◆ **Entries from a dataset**
+++

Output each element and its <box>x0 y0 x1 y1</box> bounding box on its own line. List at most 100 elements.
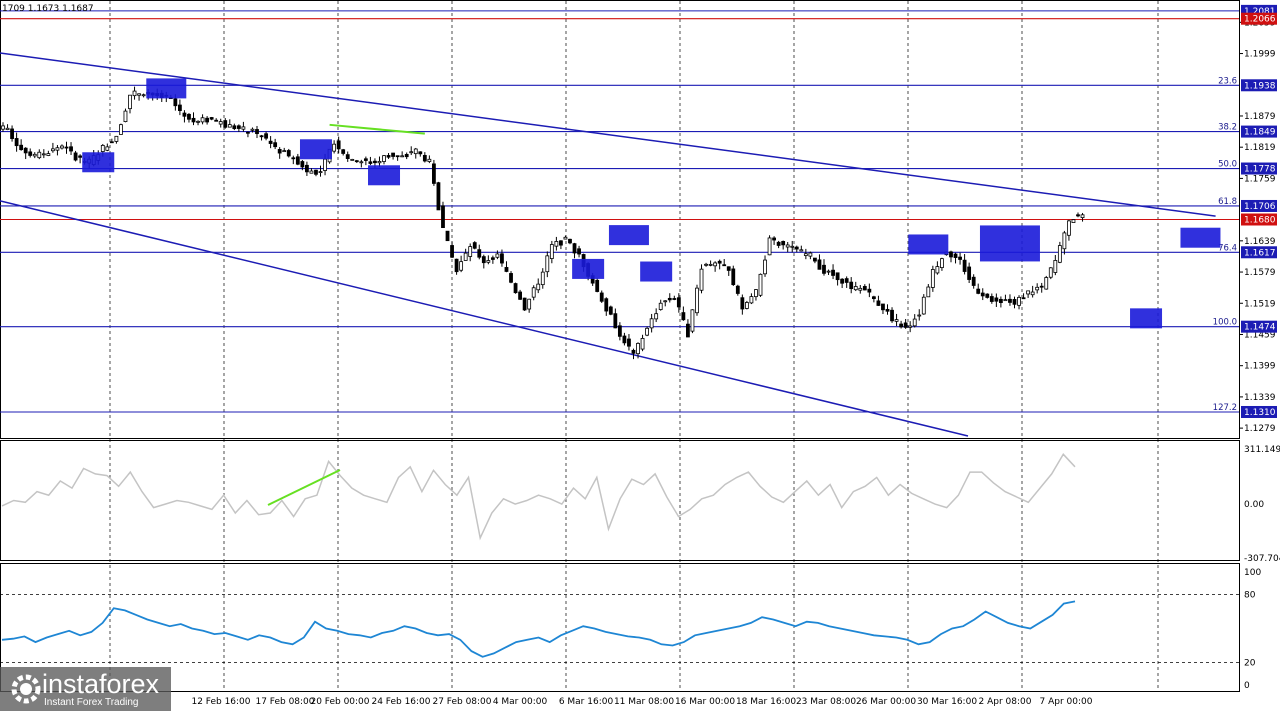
candle-body <box>123 110 128 123</box>
time-label-11: 26 Mar 00:00 <box>856 697 916 707</box>
candle-body <box>568 238 572 244</box>
candle-body <box>32 153 37 157</box>
candle-body <box>282 150 287 153</box>
candle-body <box>69 146 73 152</box>
candle-body <box>849 281 854 290</box>
fib-label-127.2: 127.2 <box>1213 403 1237 413</box>
candle-body <box>799 249 804 252</box>
candle-body <box>109 141 114 144</box>
candle-body <box>28 151 33 156</box>
candle-body <box>64 146 69 149</box>
candle-body <box>559 240 563 246</box>
candle-body <box>300 161 305 168</box>
candle-body <box>672 298 677 300</box>
price-tick-label-6: 1.1579 <box>1244 268 1276 278</box>
fib-label-100.0: 100.0 <box>1213 318 1237 328</box>
cci-pane <box>1 453 1076 541</box>
logo-name: instaforex <box>42 669 160 699</box>
candle-body <box>459 261 464 271</box>
candle-body <box>413 148 418 155</box>
candle-body <box>695 287 699 314</box>
price-tick-label-8: 1.1459 <box>1244 330 1276 340</box>
candle-body <box>613 313 618 329</box>
price-label-box-2 <box>1241 79 1277 92</box>
candle-body <box>382 155 386 162</box>
time-label-9: 18 Mar 16:00 <box>736 697 796 707</box>
candle-body <box>853 286 858 291</box>
candle-body <box>55 147 60 151</box>
candle-body <box>1017 296 1021 306</box>
candle-body <box>187 113 191 120</box>
candle-body <box>772 237 776 241</box>
candle-body <box>971 276 976 286</box>
price-label-box-5 <box>1241 199 1277 212</box>
candle-body <box>78 155 83 158</box>
cci-tick-label-1: 0.00 <box>1244 500 1264 510</box>
candle-body <box>1053 260 1058 273</box>
time-label-5: 4 Mar 00:00 <box>493 697 548 707</box>
candle-body <box>495 253 500 258</box>
candle-body <box>926 286 931 298</box>
candle-body <box>504 267 509 272</box>
fib-label-61.8: 61.8 <box>1218 197 1237 207</box>
candle-body <box>1039 285 1044 288</box>
candle-body <box>831 269 835 276</box>
candle-body <box>917 314 922 317</box>
price-label-box-6 <box>1241 213 1277 226</box>
signal-marker-6 <box>640 261 673 282</box>
signal-marker-8 <box>979 225 1040 262</box>
signal-marker-2 <box>299 139 332 160</box>
candle-body <box>359 161 364 164</box>
candle-body <box>794 246 799 250</box>
candle-body <box>141 94 146 97</box>
time-label-12: 30 Mar 16:00 <box>917 697 977 707</box>
candle-body <box>645 327 649 336</box>
candle-body <box>418 151 423 155</box>
price-tick-label-4: 1.1759 <box>1244 174 1276 184</box>
cci-tick-label-0: 311.1497 <box>1244 445 1280 455</box>
candle-body <box>713 262 718 267</box>
candle-body <box>314 169 318 175</box>
candle-body <box>377 160 382 164</box>
candle-body <box>754 289 758 298</box>
candle-body <box>844 278 849 283</box>
candle-body <box>214 119 219 122</box>
signal-marker-5 <box>608 225 649 246</box>
candle-body <box>840 278 845 284</box>
candle-body <box>173 98 178 107</box>
price-pane: 23.6 38.2 50.0 61.8 76.4 100.0 127.2 <box>0 10 1239 437</box>
price-tick-label-2: 1.1879 <box>1244 112 1276 122</box>
candle-body <box>232 125 237 130</box>
candle-body <box>177 104 182 111</box>
candle-body <box>286 150 291 157</box>
candle-body <box>368 161 373 164</box>
candle-body <box>41 153 46 156</box>
divergence-line-price <box>329 123 425 135</box>
candle-body <box>241 126 246 130</box>
candle-body <box>740 297 745 310</box>
candle-body <box>373 160 377 164</box>
candle-body <box>273 142 278 148</box>
candle-body <box>246 131 250 134</box>
signal-marker-1 <box>146 78 187 99</box>
candle-body <box>436 182 441 211</box>
candle-body <box>400 155 405 158</box>
candle-body <box>341 149 346 154</box>
instaforex-logo: instaforex Instant Forex Trading <box>0 667 171 711</box>
candle-body <box>1076 214 1080 217</box>
candles <box>0 86 1085 360</box>
candle-body <box>731 268 736 285</box>
candle-body <box>989 296 994 302</box>
candle-body <box>205 117 210 123</box>
candle-body <box>218 121 223 125</box>
candle-body <box>930 269 935 288</box>
candle-body <box>409 151 414 154</box>
price-label-7: 1.1617 <box>1244 248 1276 258</box>
candle-body <box>858 287 863 291</box>
candle-body <box>500 253 504 264</box>
candle-body <box>19 144 24 151</box>
candle-body <box>817 259 822 270</box>
candle-body <box>663 300 668 303</box>
candle-body <box>182 112 187 117</box>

+++

◆ **Task**
Give the items above again word for word, leaving out the pictures.

◆ **Solution to this problem**
Output each element and its <box>x0 y0 x1 y1</box> bounding box on its own line. List at most 100 elements.
candle-body <box>123 110 128 123</box>
time-label-11: 26 Mar 00:00 <box>856 697 916 707</box>
candle-body <box>568 238 572 244</box>
candle-body <box>32 153 37 157</box>
candle-body <box>282 150 287 153</box>
candle-body <box>69 146 73 152</box>
candle-body <box>849 281 854 290</box>
fib-label-127.2: 127.2 <box>1213 403 1237 413</box>
candle-body <box>799 249 804 252</box>
candle-body <box>109 141 114 144</box>
candle-body <box>28 151 33 156</box>
candle-body <box>64 146 69 149</box>
candle-body <box>559 240 563 246</box>
candle-body <box>300 161 305 168</box>
candle-body <box>672 298 677 300</box>
price-tick-label-6: 1.1579 <box>1244 268 1276 278</box>
fib-label-100.0: 100.0 <box>1213 318 1237 328</box>
cci-pane <box>1 453 1076 541</box>
logo-name: instaforex <box>42 669 160 699</box>
candle-body <box>459 261 464 271</box>
candle-body <box>413 148 418 155</box>
candle-body <box>695 287 699 314</box>
price-tick-label-8: 1.1459 <box>1244 330 1276 340</box>
candle-body <box>613 313 618 329</box>
price-label-box-2 <box>1241 79 1277 92</box>
candle-body <box>382 155 386 162</box>
time-label-9: 18 Mar 16:00 <box>736 697 796 707</box>
candle-body <box>853 286 858 291</box>
candle-body <box>55 147 60 151</box>
candle-body <box>1017 296 1021 306</box>
candle-body <box>187 113 191 120</box>
candle-body <box>772 237 776 241</box>
candle-body <box>971 276 976 286</box>
price-label-box-5 <box>1241 199 1277 212</box>
candle-body <box>78 155 83 158</box>
cci-tick-label-1: 0.00 <box>1244 500 1264 510</box>
candle-body <box>1053 260 1058 273</box>
time-label-5: 4 Mar 00:00 <box>493 697 548 707</box>
candle-body <box>495 253 500 258</box>
candle-body <box>926 286 931 298</box>
candle-body <box>504 267 509 272</box>
fib-label-61.8: 61.8 <box>1218 197 1237 207</box>
candle-body <box>1039 285 1044 288</box>
candle-body <box>831 269 835 276</box>
candle-body <box>917 314 922 317</box>
price-label-box-6 <box>1241 213 1277 226</box>
signal-marker-6 <box>640 261 673 282</box>
signal-marker-8 <box>979 225 1040 262</box>
signal-marker-2 <box>299 139 332 160</box>
candle-body <box>359 161 364 164</box>
candle-body <box>794 246 799 250</box>
candle-body <box>141 94 146 97</box>
time-label-12: 30 Mar 16:00 <box>917 697 977 707</box>
candle-body <box>645 327 649 336</box>
candle-body <box>418 151 423 155</box>
price-tick-label-4: 1.1759 <box>1244 174 1276 184</box>
cci-tick-label-0: 311.1497 <box>1244 445 1280 455</box>
candle-body <box>713 262 718 267</box>
candle-body <box>314 169 318 175</box>
candle-body <box>377 160 382 164</box>
candle-body <box>754 289 758 298</box>
candle-body <box>844 278 849 283</box>
candle-body <box>214 119 219 122</box>
signal-marker-5 <box>608 225 649 246</box>
candle-body <box>840 278 845 284</box>
candle-body <box>173 98 178 107</box>
price-pane: 23.6 38.2 50.0 61.8 76.4 100.0 127.2 <box>0 10 1239 437</box>
price-tick-label-2: 1.1879 <box>1244 112 1276 122</box>
candle-body <box>232 125 237 130</box>
candle-body <box>177 104 182 111</box>
candle-body <box>286 150 291 157</box>
candle-body <box>368 161 373 164</box>
candle-body <box>41 153 46 156</box>
divergence-line-price <box>329 123 425 135</box>
candle-body <box>241 126 246 130</box>
candle-body <box>740 297 745 310</box>
candle-body <box>373 160 377 164</box>
candle-body <box>273 142 278 148</box>
candle-body <box>246 131 250 134</box>
signal-marker-1 <box>146 78 187 99</box>
candle-body <box>436 182 441 211</box>
candle-body <box>400 155 405 158</box>
candle-body <box>341 149 346 154</box>
instaforex-logo: instaforex Instant Forex Trading <box>0 667 171 711</box>
candle-body <box>1076 214 1080 217</box>
candles <box>0 86 1085 360</box>
candle-body <box>731 268 736 285</box>
candle-body <box>989 296 994 302</box>
candle-body <box>205 117 210 123</box>
candle-body <box>218 121 223 125</box>
candle-body <box>930 269 935 288</box>
candle-body <box>409 151 414 154</box>
price-label-7: 1.1617 <box>1244 248 1276 258</box>
candle-body <box>858 287 863 291</box>
candle-body <box>500 253 504 264</box>
candle-body <box>19 144 24 151</box>
candle-body <box>817 259 822 270</box>
candle-body <box>663 300 668 303</box>
candle-body <box>182 112 187 117</box>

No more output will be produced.